WRITTEN EXERCISE
Copy the data below word for word, including everything from the line containing "x-tick-label: 69500 [296,299,334,315]" down to the line containing "outlier-point [323,272,329,278]", with both of those lines included.

Records from a dataset
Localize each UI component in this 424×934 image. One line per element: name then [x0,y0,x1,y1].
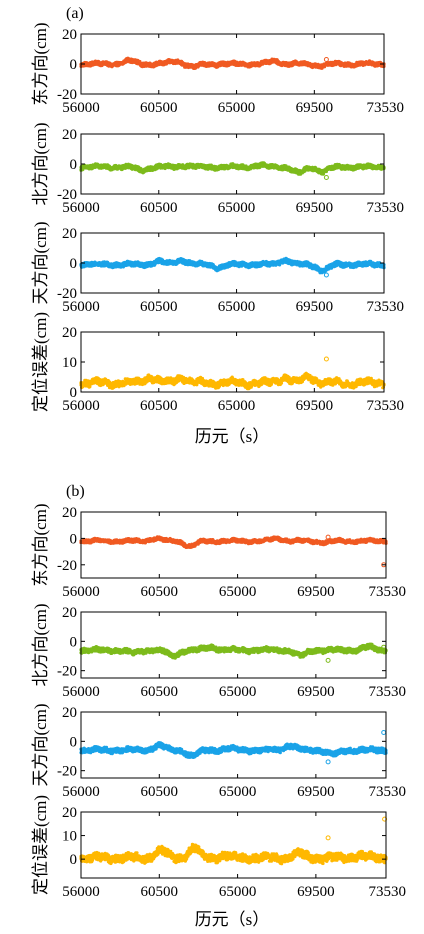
x-tick-label: 69500 [296,299,334,315]
x-tick-label: 60500 [140,200,178,216]
y-tick-label: 20 [62,127,77,143]
x-tick-label: 60500 [140,299,178,315]
x-tick-label: 73530 [367,299,405,315]
panel-b-xlabel: 历元（s） [195,910,270,929]
x-tick-label: 69500 [296,100,334,116]
y-axis-label: 天方向(cm) [31,221,50,304]
x-tick-label: 60500 [140,100,178,116]
x-tick-label: 56000 [62,100,100,116]
y-tick-label: 20 [62,27,77,43]
y-axis-label: 北方向(cm) [31,122,50,205]
x-tick-label: 56000 [62,299,100,315]
outlier-point [323,57,329,62]
series-points [79,56,386,70]
outlier-point [323,272,329,278]
x-tick-label: 65000 [218,299,256,315]
series-points [79,356,386,391]
series-points [79,256,386,278]
x-tick-label: 73530 [367,200,405,216]
y-axis-label: 东方向(cm) [31,22,50,105]
series-points [79,161,386,180]
x-tick-label: 69500 [296,200,334,216]
y-tick-label: 20 [62,226,77,242]
x-tick-label: 65000 [218,100,256,116]
y-tick-label: 0 [70,256,78,272]
panel-a-label: (a) [66,5,84,22]
x-tick-label: 65000 [218,200,256,216]
x-tick-label: 73530 [367,100,405,116]
panel-b-label: (b) [66,483,85,500]
outlier-point [323,175,329,180]
panel-a-xlabel: 历元（s） [195,427,270,446]
x-tick-label: 56000 [62,200,100,216]
y-tick-label: 0 [70,157,78,173]
y-tick-label: 0 [70,57,78,73]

EXERCISE RESULT
x-tick-label: 69500 [296,299,334,315]
x-tick-label: 60500 [140,200,178,216]
y-tick-label: 20 [62,127,77,143]
x-tick-label: 60500 [140,299,178,315]
x-tick-label: 73530 [367,299,405,315]
panel-b-xlabel: 历元（s） [195,910,270,929]
x-tick-label: 69500 [296,100,334,116]
y-axis-label: 天方向(cm) [31,221,50,304]
x-tick-label: 60500 [140,100,178,116]
x-tick-label: 56000 [62,100,100,116]
y-tick-label: 20 [62,27,77,43]
y-axis-label: 北方向(cm) [31,122,50,205]
x-tick-label: 56000 [62,299,100,315]
outlier-point [323,57,329,62]
series-points [79,56,386,70]
outlier-point [323,272,329,278]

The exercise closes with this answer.